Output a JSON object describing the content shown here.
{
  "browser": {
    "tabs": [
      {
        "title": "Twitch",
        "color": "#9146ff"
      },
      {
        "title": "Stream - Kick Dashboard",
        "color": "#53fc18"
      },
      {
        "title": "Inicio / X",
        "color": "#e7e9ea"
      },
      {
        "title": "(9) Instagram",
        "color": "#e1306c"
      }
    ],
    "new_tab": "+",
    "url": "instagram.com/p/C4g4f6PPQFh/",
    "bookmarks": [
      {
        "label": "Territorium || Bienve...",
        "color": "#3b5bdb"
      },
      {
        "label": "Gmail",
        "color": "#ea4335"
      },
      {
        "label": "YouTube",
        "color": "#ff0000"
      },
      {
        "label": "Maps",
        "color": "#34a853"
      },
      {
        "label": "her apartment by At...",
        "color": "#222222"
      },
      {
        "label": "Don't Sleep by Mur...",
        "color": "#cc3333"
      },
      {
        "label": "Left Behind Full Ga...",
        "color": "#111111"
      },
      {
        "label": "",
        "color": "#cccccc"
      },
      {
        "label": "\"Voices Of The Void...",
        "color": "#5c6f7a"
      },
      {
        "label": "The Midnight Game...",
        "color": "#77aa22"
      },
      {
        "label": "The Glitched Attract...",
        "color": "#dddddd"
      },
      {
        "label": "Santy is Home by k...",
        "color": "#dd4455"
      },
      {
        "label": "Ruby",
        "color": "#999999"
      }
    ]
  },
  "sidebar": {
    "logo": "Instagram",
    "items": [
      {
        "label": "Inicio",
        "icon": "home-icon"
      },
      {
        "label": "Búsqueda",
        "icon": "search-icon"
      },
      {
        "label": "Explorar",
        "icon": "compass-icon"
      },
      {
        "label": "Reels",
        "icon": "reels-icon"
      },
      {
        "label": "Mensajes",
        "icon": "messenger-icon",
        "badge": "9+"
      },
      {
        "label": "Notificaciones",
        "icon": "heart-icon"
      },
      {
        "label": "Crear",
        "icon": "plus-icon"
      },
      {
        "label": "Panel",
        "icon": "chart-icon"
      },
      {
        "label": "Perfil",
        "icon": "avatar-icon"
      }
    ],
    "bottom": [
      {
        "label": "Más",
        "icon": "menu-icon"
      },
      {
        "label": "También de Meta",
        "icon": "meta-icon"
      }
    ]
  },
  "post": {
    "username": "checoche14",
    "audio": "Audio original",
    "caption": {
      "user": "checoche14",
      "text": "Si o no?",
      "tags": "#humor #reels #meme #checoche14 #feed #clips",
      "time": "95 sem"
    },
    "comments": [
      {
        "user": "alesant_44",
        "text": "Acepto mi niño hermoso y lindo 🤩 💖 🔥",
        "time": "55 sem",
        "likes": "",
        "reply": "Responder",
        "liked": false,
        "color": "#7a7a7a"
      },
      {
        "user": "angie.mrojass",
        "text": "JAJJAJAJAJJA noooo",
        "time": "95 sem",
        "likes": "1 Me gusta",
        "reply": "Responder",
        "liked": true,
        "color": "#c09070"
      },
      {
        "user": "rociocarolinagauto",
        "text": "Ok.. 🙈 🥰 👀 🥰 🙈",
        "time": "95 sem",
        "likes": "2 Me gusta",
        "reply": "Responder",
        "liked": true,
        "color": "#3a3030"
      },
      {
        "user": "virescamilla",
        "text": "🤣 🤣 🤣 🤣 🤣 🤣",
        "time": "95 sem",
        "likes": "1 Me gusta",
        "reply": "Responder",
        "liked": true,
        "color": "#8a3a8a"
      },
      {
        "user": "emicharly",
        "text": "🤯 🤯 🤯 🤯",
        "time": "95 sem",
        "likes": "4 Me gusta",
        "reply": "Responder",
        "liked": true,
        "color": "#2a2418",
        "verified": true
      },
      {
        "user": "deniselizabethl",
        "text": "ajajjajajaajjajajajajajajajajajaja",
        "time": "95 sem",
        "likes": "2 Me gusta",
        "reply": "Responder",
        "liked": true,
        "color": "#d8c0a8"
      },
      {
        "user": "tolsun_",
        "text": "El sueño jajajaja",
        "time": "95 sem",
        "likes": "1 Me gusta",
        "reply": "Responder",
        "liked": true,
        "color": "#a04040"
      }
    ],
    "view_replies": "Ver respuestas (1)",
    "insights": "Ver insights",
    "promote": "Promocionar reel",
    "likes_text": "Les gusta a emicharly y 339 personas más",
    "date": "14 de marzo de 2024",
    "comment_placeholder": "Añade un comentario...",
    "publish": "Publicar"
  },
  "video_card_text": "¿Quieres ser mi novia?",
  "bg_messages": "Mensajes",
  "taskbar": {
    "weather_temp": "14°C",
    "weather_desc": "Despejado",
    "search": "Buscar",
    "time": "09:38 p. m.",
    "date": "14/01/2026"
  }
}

_____

Challenge -
Show every line from the entries above in which "date" appears.

Finished task -
    "date": "14 de marzo de 2024",
    "date": "14/01/2026"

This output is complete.